To do =
1: Rewrite the passage on the CPSIA starting at "This law designed" and ending at "or ban children from the library.", renaming "resale shops" as "secondhand stores" wherever it occurs.
2: Answer these questions using the passage on the CPSIA:
(a) On what date does the CPSIA take effect?
(b) Stephen Lamar is executive vice president of which organization?
(c) Which two natural materials are named in the proposed exemption for clothing and toys?
3: Resume the passage on the CPSIA and library books, writing on from its final sentence.

Start Extract provided

This law designed to protect our children is so poorly written, it will actually benefit big business and harm resale shops and natural toymakers. As Stephen Lamar, executive vice president of the American Apparel and Footwear Association explained to the Redding Record Searchlight, “The law introduces an extraordinarily large number of testing requirements for products for which everyone knows there’s no lead.” An exemption has been proposed for clothing and toys made from natural materials such as wood and wool, but what about library books? Yes, LIBRARY BOOKS!
Taking effect on February 10, 2009, the CPSIA will require all products for children under 12 be tested for lead, including books. That means in order for a library to admit children under 12, they must test all of their children’s books or ban children from the library.
We are very busy trying to come up with a way to make it not apply to libraries. Either they take all the children’s books off the shelves, or they ban children from the library.
Is this what our lawmakers intended when the overwhelmingly passed CPSIA? Not only will libraries be affected, but schools could be subjected to CPSIA regulations too. The CPSC has not released any ruling on whether libraries and schools will be exempt because they lend books and don’t sell them.

End Extract provided
Start Data provided

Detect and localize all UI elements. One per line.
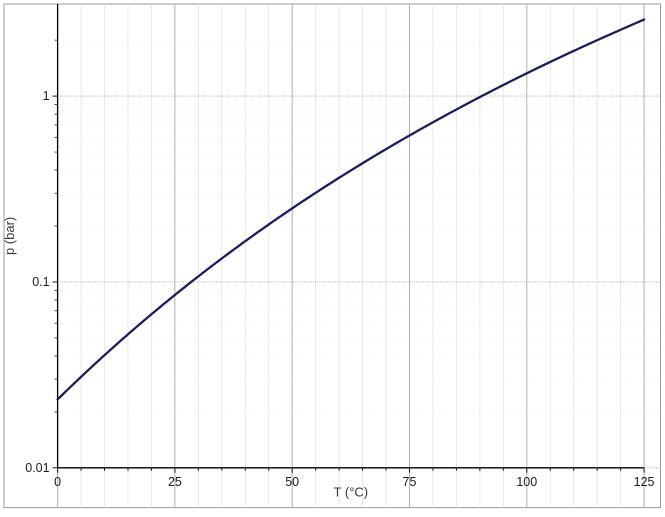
svg-text:1: 1	[43, 89, 50, 103]
svg-text:100: 100	[516, 475, 537, 489]
svg-text:75: 75	[403, 475, 417, 489]
svg-text:25: 25	[168, 475, 182, 489]
svg-text:0.1: 0.1	[32, 275, 49, 289]
svg-text:125: 125	[634, 475, 655, 489]
svg-text:50: 50	[285, 475, 299, 489]
svg-text:0.01: 0.01	[25, 461, 49, 475]
svg-text:p (bar): p (bar)	[2, 217, 17, 255]
svg-text:T (°C): T (°C)	[334, 485, 369, 500]
svg-text:0: 0	[54, 475, 61, 489]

End Data provided

Expected responses =
1:
This law designed to protect our children is so poorly written, it will actually benefit big business and harm secondhand stores and natural toymakers. As Stephen Lamar, executive vice president of the American Apparel and Footwear Association explained to the Redding Record Searchlight, “The law introduces an extraordinarily large number of testing requirements for products for which everyone knows there’s no lead.” An exemption has been proposed for clothing and toys made from natural materials such as wood and wool, but what about library books? Yes, LIBRARY BOOKS!
Taking effect on February 10, 2009, the CPSIA will require all products for children under 12 be tested for lead, including books. That means in order for a library to admit children under 12, they must test all of their children’s books or ban children from the library.

2:
(a) February 10, 2009
(b) The American Apparel and Footwear Association
(c) Wood and wool

3:
Image: allie pasquier on Flickr under a Creative Commons License
Jamie Ervin says
How entirely ridiculous and frustrating! If I couldn’t take my children to the libraries, not only would we miss out on a wonderful green resource, I’d also very likely lose my mind!
Let’s hope they revise this!
Jennifer Lance says
I know, it is absolutely ridiculous, and without guidance from the CPSC, the American Library Association thinks that they need to adhere to the law. I’m sure all the side effects of this law were not fully explained to Congress.
Meg says
What a joke. This reminds me of how, when we go to meetings at work and the big wigs/management come up with a bright idea. Then, one of us worker bees questions it and management looks like someone hit them with a baseball bat- as if no one even thought the idea through.
The most recent revision appears to loosen up a bit for 2nd hand stores. Sure they don’t need the certificates, but if they sell a product that exceeds the limits then they are fined. Still pretty much bites. Nonetheless, hopefully it is a step in a positive direction.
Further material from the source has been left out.